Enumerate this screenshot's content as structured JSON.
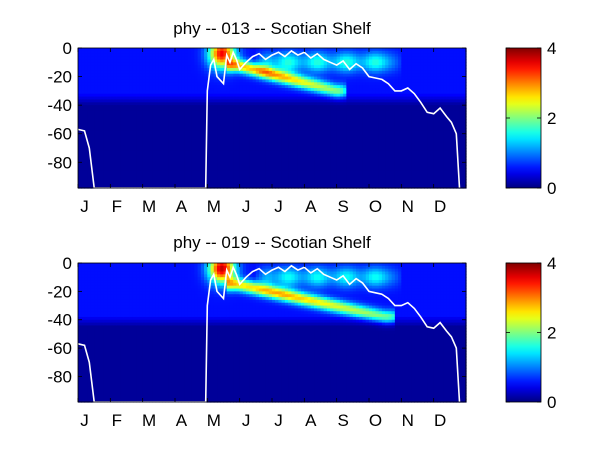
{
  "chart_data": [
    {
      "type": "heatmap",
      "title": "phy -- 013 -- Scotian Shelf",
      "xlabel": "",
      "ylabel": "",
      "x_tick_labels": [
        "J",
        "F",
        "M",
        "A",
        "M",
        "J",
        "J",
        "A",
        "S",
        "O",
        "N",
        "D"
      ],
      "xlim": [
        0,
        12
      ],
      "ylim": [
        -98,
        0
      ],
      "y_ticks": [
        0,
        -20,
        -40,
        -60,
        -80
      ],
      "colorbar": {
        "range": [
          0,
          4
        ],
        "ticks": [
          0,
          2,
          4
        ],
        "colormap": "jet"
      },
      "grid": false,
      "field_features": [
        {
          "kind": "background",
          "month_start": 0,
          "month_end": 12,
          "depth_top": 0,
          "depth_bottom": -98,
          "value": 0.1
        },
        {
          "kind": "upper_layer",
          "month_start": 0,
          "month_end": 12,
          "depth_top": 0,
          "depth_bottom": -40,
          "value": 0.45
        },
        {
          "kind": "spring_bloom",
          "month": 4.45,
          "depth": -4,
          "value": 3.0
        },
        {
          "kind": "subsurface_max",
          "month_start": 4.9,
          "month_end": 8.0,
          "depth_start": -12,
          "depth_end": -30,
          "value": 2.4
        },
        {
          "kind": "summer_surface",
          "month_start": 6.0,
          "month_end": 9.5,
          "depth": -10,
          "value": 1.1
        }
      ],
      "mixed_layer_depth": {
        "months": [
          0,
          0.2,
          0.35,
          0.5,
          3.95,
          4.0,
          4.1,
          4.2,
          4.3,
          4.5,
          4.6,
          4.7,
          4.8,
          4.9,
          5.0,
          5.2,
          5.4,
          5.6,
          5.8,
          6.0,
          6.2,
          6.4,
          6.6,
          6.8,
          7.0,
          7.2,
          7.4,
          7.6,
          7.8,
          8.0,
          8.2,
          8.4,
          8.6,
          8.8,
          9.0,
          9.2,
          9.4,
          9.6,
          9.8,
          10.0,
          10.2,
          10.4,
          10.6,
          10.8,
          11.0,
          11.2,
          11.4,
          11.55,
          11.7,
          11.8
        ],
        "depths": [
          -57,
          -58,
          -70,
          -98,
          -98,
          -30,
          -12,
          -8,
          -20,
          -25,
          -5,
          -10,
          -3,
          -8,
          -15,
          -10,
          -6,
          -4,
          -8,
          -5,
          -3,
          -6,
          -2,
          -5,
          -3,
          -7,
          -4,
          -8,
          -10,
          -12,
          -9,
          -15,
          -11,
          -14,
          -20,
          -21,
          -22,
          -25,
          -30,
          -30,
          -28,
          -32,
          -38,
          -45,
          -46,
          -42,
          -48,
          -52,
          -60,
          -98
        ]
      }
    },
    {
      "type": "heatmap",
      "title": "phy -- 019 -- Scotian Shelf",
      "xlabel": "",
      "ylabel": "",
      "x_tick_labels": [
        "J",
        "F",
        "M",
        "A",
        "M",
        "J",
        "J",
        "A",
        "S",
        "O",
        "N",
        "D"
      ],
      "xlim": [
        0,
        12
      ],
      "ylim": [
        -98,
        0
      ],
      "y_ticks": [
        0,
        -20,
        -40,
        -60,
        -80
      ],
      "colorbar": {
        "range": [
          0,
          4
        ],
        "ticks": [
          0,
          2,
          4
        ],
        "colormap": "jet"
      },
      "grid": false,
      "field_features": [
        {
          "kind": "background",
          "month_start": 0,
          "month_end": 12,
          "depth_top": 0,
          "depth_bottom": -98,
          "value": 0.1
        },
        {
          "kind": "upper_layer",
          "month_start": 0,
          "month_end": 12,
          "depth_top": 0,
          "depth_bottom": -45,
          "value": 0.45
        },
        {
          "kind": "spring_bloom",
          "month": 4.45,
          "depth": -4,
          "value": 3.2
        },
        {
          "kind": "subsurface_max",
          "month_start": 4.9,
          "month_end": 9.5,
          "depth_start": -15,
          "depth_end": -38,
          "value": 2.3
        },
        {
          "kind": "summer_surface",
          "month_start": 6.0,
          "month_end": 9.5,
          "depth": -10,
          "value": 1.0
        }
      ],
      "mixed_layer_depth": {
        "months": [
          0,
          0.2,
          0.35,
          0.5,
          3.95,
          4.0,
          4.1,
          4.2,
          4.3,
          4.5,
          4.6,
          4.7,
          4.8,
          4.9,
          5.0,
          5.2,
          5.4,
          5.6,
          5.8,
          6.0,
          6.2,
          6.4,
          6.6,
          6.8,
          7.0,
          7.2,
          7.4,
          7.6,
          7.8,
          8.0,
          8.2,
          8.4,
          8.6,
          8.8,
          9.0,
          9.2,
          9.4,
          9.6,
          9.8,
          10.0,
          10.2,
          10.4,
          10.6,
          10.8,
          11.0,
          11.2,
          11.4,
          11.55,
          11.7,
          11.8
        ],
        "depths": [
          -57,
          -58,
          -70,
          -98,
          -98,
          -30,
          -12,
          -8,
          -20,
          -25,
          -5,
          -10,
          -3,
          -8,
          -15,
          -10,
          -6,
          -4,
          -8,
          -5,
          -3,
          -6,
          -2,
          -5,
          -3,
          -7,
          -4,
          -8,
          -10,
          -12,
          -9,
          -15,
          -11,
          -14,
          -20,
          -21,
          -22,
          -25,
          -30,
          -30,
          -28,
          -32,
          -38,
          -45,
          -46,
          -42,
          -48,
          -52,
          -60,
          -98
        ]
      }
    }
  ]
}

··········

WHAT TO DO » Images in the data above are to be skipped. Retype all other material exactly.

SOLUTION FOR THIS PROBLEM »
Enumerate this screenshot's content as structured JSON.
{
  "chart_data": [
    {
      "type": "heatmap",
      "title": "phy -- 013 -- Scotian Shelf",
      "xlabel": "",
      "ylabel": "",
      "x_tick_labels": [
        "J",
        "F",
        "M",
        "A",
        "M",
        "J",
        "J",
        "A",
        "S",
        "O",
        "N",
        "D"
      ],
      "xlim": [
        0,
        12
      ],
      "ylim": [
        -98,
        0
      ],
      "y_ticks": [
        0,
        -20,
        -40,
        -60,
        -80
      ],
      "colorbar": {
        "range": [
          0,
          4
        ],
        "ticks": [
          0,
          2,
          4
        ],
        "colormap": "jet"
      },
      "grid": false,
      "field_features": [
        {
          "kind": "background",
          "month_start": 0,
          "month_end": 12,
          "depth_top": 0,
          "depth_bottom": -98,
          "value": 0.1
        },
        {
          "kind": "upper_layer",
          "month_start": 0,
          "month_end": 12,
          "depth_top": 0,
          "depth_bottom": -40,
          "value": 0.45
        },
        {
          "kind": "spring_bloom",
          "month": 4.45,
          "depth": -4,
          "value": 3.0
        },
        {
          "kind": "subsurface_max",
          "month_start": 4.9,
          "month_end": 8.0,
          "depth_start": -12,
          "depth_end": -30,
          "value": 2.4
        },
        {
          "kind": "summer_surface",
          "month_start": 6.0,
          "month_end": 9.5,
          "depth": -10,
          "value": 1.1
        }
      ],
      "mixed_layer_depth": {
        "months": [
          0,
          0.2,
          0.35,
          0.5,
          3.95,
          4.0,
          4.1,
          4.2,
          4.3,
          4.5,
          4.6,
          4.7,
          4.8,
          4.9,
          5.0,
          5.2,
          5.4,
          5.6,
          5.8,
          6.0,
          6.2,
          6.4,
          6.6,
          6.8,
          7.0,
          7.2,
          7.4,
          7.6,
          7.8,
          8.0,
          8.2,
          8.4,
          8.6,
          8.8,
          9.0,
          9.2,
          9.4,
          9.6,
          9.8,
          10.0,
          10.2,
          10.4,
          10.6,
          10.8,
          11.0,
          11.2,
          11.4,
          11.55,
          11.7,
          11.8
        ],
        "depths": [
          -57,
          -58,
          -70,
          -98,
          -98,
          -30,
          -12,
          -8,
          -20,
          -25,
          -5,
          -10,
          -3,
          -8,
          -15,
          -10,
          -6,
          -4,
          -8,
          -5,
          -3,
          -6,
          -2,
          -5,
          -3,
          -7,
          -4,
          -8,
          -10,
          -12,
          -9,
          -15,
          -11,
          -14,
          -20,
          -21,
          -22,
          -25,
          -30,
          -30,
          -28,
          -32,
          -38,
          -45,
          -46,
          -42,
          -48,
          -52,
          -60,
          -98
        ]
      }
    },
    {
      "type": "heatmap",
      "title": "phy -- 019 -- Scotian Shelf",
      "xlabel": "",
      "ylabel": "",
      "x_tick_labels": [
        "J",
        "F",
        "M",
        "A",
        "M",
        "J",
        "J",
        "A",
        "S",
        "O",
        "N",
        "D"
      ],
      "xlim": [
        0,
        12
      ],
      "ylim": [
        -98,
        0
      ],
      "y_ticks": [
        0,
        -20,
        -40,
        -60,
        -80
      ],
      "colorbar": {
        "range": [
          0,
          4
        ],
        "ticks": [
          0,
          2,
          4
        ],
        "colormap": "jet"
      },
      "grid": false,
      "field_features": [
        {
          "kind": "background",
          "month_start": 0,
          "month_end": 12,
          "depth_top": 0,
          "depth_bottom": -98,
          "value": 0.1
        },
        {
          "kind": "upper_layer",
          "month_start": 0,
          "month_end": 12,
          "depth_top": 0,
          "depth_bottom": -45,
          "value": 0.45
        },
        {
          "kind": "spring_bloom",
          "month": 4.45,
          "depth": -4,
          "value": 3.2
        },
        {
          "kind": "subsurface_max",
          "month_start": 4.9,
          "month_end": 9.5,
          "depth_start": -15,
          "depth_end": -38,
          "value": 2.3
        },
        {
          "kind": "summer_surface",
          "month_start": 6.0,
          "month_end": 9.5,
          "depth": -10,
          "value": 1.0
        }
      ],
      "mixed_layer_depth": {
        "months": [
          0,
          0.2,
          0.35,
          0.5,
          3.95,
          4.0,
          4.1,
          4.2,
          4.3,
          4.5,
          4.6,
          4.7,
          4.8,
          4.9,
          5.0,
          5.2,
          5.4,
          5.6,
          5.8,
          6.0,
          6.2,
          6.4,
          6.6,
          6.8,
          7.0,
          7.2,
          7.4,
          7.6,
          7.8,
          8.0,
          8.2,
          8.4,
          8.6,
          8.8,
          9.0,
          9.2,
          9.4,
          9.6,
          9.8,
          10.0,
          10.2,
          10.4,
          10.6,
          10.8,
          11.0,
          11.2,
          11.4,
          11.55,
          11.7,
          11.8
        ],
        "depths": [
          -57,
          -58,
          -70,
          -98,
          -98,
          -30,
          -12,
          -8,
          -20,
          -25,
          -5,
          -10,
          -3,
          -8,
          -15,
          -10,
          -6,
          -4,
          -8,
          -5,
          -3,
          -6,
          -2,
          -5,
          -3,
          -7,
          -4,
          -8,
          -10,
          -12,
          -9,
          -15,
          -11,
          -14,
          -20,
          -21,
          -22,
          -25,
          -30,
          -30,
          -28,
          -32,
          -38,
          -45,
          -46,
          -42,
          -48,
          -52,
          -60,
          -98
        ]
      }
    }
  ]
}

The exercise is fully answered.